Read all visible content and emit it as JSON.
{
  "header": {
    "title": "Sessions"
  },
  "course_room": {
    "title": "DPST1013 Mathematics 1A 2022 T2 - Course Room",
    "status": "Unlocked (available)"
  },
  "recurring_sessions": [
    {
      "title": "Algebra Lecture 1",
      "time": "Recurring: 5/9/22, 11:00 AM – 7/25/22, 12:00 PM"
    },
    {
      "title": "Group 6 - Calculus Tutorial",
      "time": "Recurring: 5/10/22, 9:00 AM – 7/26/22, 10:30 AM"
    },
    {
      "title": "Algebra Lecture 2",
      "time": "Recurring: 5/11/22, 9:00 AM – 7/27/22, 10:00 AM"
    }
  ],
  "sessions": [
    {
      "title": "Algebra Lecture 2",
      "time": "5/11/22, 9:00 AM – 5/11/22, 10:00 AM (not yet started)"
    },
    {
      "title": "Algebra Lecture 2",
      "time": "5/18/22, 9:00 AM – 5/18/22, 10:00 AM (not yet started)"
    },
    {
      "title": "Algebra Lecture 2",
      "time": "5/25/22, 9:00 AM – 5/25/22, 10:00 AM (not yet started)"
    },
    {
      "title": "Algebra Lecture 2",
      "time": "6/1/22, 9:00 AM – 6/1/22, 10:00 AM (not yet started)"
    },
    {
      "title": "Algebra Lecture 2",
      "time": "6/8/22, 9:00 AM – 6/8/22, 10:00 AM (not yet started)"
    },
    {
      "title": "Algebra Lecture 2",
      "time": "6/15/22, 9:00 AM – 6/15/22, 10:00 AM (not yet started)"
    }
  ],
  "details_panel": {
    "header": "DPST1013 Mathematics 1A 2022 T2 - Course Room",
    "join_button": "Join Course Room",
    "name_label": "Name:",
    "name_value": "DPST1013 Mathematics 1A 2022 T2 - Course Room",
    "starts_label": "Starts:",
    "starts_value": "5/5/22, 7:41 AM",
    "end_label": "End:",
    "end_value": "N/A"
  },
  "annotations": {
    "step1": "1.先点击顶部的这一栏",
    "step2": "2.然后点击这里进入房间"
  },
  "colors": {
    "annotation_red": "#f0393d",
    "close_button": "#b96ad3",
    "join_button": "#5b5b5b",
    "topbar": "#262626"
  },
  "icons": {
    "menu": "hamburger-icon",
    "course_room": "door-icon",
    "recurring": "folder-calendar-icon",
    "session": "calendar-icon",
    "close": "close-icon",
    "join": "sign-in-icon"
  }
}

» Exercise directions: Select all lines with the word "header" from the entries above.

» Solution to the exercise:
  "header": {
    "header": "DPST1013 Mathematics 1A 2022 T2 - Course Room",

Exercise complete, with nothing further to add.